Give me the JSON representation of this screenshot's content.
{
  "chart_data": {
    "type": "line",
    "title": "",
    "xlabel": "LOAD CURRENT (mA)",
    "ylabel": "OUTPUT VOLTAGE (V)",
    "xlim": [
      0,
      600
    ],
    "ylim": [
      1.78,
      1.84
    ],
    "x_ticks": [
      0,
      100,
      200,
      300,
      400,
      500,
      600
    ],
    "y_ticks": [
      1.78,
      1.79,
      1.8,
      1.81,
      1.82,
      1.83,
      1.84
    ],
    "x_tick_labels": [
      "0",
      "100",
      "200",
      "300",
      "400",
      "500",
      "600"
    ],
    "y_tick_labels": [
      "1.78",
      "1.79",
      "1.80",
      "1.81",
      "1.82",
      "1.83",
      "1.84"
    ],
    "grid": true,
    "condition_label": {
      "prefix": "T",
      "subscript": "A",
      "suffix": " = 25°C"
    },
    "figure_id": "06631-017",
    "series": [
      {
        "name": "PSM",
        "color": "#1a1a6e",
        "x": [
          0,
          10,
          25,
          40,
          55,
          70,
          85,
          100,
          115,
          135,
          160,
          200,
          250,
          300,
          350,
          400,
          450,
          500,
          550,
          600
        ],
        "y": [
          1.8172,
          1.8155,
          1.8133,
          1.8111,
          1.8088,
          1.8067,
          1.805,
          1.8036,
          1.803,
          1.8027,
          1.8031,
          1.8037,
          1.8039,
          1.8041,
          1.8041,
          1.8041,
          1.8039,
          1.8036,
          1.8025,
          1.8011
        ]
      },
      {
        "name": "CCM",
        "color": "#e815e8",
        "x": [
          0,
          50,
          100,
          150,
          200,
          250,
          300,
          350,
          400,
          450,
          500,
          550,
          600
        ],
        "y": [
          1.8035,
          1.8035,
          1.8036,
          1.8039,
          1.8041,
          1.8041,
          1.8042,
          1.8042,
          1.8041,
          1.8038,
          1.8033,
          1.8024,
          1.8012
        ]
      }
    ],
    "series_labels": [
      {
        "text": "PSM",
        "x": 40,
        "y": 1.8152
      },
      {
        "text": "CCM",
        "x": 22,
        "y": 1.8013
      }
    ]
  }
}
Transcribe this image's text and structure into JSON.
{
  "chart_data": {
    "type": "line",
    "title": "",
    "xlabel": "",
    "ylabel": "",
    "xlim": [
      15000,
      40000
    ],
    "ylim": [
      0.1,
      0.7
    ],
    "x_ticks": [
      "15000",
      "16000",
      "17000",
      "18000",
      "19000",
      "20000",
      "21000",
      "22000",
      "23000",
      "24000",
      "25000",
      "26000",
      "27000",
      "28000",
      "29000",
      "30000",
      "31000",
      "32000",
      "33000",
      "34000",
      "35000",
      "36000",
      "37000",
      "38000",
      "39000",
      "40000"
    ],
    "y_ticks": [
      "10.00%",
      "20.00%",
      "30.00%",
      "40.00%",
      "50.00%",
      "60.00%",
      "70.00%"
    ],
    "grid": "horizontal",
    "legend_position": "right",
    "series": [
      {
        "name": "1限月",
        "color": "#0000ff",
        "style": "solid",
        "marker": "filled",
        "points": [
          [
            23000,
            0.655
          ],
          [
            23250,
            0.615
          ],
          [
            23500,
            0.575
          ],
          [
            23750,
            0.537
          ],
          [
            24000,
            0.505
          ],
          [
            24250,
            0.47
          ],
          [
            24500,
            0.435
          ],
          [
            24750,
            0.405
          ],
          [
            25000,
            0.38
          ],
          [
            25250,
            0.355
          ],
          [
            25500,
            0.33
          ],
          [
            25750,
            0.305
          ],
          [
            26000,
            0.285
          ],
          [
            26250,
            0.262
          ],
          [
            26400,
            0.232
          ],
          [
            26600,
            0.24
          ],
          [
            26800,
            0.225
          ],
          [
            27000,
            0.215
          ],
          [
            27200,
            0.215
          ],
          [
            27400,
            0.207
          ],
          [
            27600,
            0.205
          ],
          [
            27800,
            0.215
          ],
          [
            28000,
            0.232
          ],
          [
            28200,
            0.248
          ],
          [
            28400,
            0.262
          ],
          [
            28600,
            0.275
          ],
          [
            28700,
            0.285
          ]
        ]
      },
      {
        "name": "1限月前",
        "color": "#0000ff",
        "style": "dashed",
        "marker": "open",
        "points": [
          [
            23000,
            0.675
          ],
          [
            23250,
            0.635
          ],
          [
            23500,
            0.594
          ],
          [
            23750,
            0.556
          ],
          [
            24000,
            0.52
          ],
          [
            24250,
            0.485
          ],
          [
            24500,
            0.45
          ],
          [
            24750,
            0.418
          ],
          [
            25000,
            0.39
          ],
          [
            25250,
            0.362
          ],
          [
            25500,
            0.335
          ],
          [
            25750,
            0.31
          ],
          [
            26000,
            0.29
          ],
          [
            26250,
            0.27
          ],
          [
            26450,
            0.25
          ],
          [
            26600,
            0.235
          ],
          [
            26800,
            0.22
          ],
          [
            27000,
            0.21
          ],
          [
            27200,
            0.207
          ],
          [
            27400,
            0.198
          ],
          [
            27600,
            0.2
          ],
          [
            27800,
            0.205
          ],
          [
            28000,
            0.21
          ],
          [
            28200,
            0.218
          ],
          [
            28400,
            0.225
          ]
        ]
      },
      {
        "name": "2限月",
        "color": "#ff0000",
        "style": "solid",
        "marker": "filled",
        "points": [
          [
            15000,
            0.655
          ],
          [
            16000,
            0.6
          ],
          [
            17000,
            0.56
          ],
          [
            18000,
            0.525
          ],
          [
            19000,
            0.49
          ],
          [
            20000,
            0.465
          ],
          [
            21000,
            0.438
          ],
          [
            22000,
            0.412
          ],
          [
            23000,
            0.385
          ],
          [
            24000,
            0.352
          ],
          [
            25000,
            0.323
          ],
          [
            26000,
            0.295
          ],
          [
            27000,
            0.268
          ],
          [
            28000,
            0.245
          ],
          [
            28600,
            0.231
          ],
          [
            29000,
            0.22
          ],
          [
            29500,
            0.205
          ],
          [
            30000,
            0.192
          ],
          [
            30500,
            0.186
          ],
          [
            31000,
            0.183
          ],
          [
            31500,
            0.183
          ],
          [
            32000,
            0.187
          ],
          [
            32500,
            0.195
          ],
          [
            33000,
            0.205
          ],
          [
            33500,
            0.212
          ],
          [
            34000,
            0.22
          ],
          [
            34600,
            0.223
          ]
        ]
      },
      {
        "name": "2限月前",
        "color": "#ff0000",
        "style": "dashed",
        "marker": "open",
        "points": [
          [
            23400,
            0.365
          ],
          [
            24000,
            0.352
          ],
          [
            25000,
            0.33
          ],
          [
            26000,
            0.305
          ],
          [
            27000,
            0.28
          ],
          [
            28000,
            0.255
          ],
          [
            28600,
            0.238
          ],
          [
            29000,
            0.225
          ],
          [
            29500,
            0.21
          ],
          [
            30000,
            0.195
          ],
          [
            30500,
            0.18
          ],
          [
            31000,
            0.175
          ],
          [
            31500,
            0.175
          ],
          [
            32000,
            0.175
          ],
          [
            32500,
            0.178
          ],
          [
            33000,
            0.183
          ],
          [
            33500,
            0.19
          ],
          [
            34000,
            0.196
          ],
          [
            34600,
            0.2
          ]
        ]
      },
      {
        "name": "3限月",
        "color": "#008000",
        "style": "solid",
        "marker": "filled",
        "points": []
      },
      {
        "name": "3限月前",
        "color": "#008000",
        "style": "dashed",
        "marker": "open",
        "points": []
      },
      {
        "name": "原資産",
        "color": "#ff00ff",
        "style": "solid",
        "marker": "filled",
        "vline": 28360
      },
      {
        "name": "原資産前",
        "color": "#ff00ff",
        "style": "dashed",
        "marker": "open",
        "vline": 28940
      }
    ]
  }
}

________

*EXERCISE AIM*.
Find the lines above that include the string "name" and copy them.

*ANSWER TO THIS TASK*.
        "name": "PSM",
        "name": "CCM",
        "name": "1限月",
        "name": "1限月前",
        "name": "2限月",
        "name": "2限月前",
        "name": "3限月",
        "name": "3限月前",
        "name": "原資産",
        "name": "原資産前",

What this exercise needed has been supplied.